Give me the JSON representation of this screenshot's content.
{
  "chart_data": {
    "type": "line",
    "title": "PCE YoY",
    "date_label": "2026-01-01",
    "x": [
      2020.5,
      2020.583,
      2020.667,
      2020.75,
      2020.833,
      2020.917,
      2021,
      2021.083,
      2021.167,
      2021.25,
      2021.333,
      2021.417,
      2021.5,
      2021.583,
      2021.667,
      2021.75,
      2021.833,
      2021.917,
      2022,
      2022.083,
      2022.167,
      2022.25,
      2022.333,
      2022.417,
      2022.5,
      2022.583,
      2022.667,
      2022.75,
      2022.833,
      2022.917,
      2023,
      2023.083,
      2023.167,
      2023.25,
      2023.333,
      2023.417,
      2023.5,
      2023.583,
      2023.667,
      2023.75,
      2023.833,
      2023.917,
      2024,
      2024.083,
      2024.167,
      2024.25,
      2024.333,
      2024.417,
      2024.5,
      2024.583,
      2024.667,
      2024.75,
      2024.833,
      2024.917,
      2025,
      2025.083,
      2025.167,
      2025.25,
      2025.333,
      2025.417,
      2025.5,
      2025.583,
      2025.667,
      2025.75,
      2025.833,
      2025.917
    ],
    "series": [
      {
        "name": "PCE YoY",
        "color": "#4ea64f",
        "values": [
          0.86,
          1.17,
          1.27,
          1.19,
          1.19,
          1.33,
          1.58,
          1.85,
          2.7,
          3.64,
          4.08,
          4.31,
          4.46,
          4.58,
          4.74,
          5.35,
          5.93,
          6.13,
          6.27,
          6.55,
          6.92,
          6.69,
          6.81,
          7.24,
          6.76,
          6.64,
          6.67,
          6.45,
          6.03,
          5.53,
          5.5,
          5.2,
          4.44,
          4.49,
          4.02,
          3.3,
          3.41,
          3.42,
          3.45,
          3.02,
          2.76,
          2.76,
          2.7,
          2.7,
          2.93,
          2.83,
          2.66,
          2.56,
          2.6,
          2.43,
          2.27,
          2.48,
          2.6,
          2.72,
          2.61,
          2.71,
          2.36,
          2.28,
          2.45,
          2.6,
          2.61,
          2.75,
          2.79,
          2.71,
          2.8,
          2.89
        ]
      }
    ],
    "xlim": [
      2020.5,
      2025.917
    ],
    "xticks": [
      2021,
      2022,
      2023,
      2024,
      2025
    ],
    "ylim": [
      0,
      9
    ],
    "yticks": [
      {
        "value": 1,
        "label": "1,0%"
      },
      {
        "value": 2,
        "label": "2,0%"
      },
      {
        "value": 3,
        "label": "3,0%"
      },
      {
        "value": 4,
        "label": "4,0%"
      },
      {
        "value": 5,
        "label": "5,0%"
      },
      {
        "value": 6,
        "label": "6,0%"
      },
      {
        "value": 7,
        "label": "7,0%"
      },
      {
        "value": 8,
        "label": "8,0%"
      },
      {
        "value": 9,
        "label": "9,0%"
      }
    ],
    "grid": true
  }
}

Task - Set out the complete listing exactly as shown.

Exercise solution -
Give me the JSON representation of this screenshot's content.
{
  "chart_data": {
    "type": "line",
    "title": "PCE YoY",
    "date_label": "2026-01-01",
    "x": [
      2020.5,
      2020.583,
      2020.667,
      2020.75,
      2020.833,
      2020.917,
      2021,
      2021.083,
      2021.167,
      2021.25,
      2021.333,
      2021.417,
      2021.5,
      2021.583,
      2021.667,
      2021.75,
      2021.833,
      2021.917,
      2022,
      2022.083,
      2022.167,
      2022.25,
      2022.333,
      2022.417,
      2022.5,
      2022.583,
      2022.667,
      2022.75,
      2022.833,
      2022.917,
      2023,
      2023.083,
      2023.167,
      2023.25,
      2023.333,
      2023.417,
      2023.5,
      2023.583,
      2023.667,
      2023.75,
      2023.833,
      2023.917,
      2024,
      2024.083,
      2024.167,
      2024.25,
      2024.333,
      2024.417,
      2024.5,
      2024.583,
      2024.667,
      2024.75,
      2024.833,
      2024.917,
      2025,
      2025.083,
      2025.167,
      2025.25,
      2025.333,
      2025.417,
      2025.5,
      2025.583,
      2025.667,
      2025.75,
      2025.833,
      2025.917
    ],
    "series": [
      {
        "name": "PCE YoY",
        "color": "#4ea64f",
        "values": [
          0.86,
          1.17,
          1.27,
          1.19,
          1.19,
          1.33,
          1.58,
          1.85,
          2.7,
          3.64,
          4.08,
          4.31,
          4.46,
          4.58,
          4.74,
          5.35,
          5.93,
          6.13,
          6.27,
          6.55,
          6.92,
          6.69,
          6.81,
          7.24,
          6.76,
          6.64,
          6.67,
          6.45,
          6.03,
          5.53,
          5.5,
          5.2,
          4.44,
          4.49,
          4.02,
          3.3,
          3.41,
          3.42,
          3.45,
          3.02,
          2.76,
          2.76,
          2.7,
          2.7,
          2.93,
          2.83,
          2.66,
          2.56,
          2.6,
          2.43,
          2.27,
          2.48,
          2.6,
          2.72,
          2.61,
          2.71,
          2.36,
          2.28,
          2.45,
          2.6,
          2.61,
          2.75,
          2.79,
          2.71,
          2.8,
          2.89
        ]
      }
    ],
    "xlim": [
      2020.5,
      2025.917
    ],
    "xticks": [
      2021,
      2022,
      2023,
      2024,
      2025
    ],
    "ylim": [
      0,
      9
    ],
    "yticks": [
      {
        "value": 1,
        "label": "1,0%"
      },
      {
        "value": 2,
        "label": "2,0%"
      },
      {
        "value": 3,
        "label": "3,0%"
      },
      {
        "value": 4,
        "label": "4,0%"
      },
      {
        "value": 5,
        "label": "5,0%"
      },
      {
        "value": 6,
        "label": "6,0%"
      },
      {
        "value": 7,
        "label": "7,0%"
      },
      {
        "value": 8,
        "label": "8,0%"
      },
      {
        "value": 9,
        "label": "9,0%"
      }
    ],
    "grid": true
  }
}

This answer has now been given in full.